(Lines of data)
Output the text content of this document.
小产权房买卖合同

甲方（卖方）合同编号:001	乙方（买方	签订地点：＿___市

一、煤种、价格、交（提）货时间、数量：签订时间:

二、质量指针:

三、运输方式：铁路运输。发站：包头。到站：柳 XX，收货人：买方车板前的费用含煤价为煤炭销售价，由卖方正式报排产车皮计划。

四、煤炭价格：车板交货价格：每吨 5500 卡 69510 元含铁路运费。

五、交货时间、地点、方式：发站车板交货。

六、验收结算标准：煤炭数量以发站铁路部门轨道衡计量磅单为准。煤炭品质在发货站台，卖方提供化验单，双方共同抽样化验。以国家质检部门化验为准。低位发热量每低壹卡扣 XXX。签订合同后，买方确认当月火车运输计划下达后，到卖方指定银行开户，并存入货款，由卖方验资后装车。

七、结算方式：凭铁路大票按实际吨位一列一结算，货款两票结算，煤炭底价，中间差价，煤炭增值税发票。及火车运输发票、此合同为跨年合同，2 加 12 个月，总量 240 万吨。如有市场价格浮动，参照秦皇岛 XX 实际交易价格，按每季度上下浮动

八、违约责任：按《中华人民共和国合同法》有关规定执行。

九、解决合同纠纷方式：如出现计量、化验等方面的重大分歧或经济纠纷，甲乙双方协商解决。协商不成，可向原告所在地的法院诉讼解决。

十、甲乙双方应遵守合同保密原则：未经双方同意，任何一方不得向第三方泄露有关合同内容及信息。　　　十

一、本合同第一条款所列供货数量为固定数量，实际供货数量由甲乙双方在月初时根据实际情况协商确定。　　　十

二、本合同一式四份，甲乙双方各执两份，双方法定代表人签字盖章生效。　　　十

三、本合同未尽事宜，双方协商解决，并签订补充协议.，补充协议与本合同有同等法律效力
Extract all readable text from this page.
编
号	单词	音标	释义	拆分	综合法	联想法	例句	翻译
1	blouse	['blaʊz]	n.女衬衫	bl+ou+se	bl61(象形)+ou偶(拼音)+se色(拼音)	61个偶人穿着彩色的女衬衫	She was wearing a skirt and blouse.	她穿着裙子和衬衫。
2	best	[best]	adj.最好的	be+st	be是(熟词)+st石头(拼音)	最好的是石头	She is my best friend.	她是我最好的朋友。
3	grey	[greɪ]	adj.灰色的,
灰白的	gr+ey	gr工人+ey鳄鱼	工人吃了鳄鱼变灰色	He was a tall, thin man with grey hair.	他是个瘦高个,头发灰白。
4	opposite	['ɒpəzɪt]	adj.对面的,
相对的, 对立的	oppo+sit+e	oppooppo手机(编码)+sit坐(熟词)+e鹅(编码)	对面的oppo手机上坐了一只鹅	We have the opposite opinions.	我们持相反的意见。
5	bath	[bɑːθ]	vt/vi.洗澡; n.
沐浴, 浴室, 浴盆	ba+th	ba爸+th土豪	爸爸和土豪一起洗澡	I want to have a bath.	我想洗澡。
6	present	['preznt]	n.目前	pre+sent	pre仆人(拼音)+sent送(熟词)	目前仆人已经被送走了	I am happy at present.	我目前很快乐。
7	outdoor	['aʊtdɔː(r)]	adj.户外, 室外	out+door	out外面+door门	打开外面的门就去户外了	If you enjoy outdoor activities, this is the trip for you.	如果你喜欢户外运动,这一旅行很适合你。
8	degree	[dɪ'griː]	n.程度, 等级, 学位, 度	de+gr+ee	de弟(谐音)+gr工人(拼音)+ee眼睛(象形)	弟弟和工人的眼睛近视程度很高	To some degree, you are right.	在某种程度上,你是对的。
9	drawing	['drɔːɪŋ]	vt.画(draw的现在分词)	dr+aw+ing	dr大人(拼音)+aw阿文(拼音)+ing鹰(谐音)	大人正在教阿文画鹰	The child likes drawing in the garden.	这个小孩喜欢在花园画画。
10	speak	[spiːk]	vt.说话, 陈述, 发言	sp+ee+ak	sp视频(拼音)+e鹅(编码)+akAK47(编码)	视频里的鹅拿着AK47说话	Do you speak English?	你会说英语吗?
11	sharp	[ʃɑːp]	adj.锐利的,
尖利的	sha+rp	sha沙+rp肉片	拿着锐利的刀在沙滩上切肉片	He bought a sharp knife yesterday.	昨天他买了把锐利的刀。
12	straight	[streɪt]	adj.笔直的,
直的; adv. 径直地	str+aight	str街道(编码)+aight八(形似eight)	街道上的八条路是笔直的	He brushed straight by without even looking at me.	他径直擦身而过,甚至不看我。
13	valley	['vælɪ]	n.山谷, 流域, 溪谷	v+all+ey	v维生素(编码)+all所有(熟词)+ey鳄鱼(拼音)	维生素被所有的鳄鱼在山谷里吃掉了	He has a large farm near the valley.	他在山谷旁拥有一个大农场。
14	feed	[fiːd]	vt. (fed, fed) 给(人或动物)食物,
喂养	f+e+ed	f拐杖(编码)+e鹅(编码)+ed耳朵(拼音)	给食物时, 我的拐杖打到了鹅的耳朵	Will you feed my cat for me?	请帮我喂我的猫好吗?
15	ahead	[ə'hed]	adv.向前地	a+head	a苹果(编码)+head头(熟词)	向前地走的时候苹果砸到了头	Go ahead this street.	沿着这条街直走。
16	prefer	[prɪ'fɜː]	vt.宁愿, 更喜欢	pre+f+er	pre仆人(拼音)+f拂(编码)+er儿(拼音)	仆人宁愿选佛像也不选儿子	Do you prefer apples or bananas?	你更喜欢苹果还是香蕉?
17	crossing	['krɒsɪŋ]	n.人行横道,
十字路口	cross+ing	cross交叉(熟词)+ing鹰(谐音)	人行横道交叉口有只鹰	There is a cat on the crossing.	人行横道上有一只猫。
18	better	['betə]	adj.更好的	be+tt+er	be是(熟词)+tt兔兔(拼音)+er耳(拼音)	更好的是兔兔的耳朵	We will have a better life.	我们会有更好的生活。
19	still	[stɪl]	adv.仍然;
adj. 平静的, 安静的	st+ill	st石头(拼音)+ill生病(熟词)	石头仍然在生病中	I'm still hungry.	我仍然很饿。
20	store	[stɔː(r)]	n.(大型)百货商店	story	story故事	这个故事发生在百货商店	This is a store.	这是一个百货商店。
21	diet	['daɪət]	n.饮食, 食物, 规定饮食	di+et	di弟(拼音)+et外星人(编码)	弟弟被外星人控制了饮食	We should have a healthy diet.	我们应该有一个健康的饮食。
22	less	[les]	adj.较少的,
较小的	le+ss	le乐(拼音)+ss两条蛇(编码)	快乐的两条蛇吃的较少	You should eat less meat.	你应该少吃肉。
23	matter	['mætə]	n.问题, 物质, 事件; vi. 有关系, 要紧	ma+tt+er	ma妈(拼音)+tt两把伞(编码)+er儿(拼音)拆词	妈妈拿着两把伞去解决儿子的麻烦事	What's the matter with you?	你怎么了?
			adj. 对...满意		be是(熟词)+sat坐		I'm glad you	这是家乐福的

Set task:
Filter the entries down to the lines with the word "straight" in them.

Right answer:
12	straight	[streɪt]	adj.笔直的,
直的; adv. 径直地	str+aight	str街道(编码)+aight八(形似eight)	街道上的八条路是笔直的	He brushed straight by without even looking at me.	他径直擦身而过,甚至不看我。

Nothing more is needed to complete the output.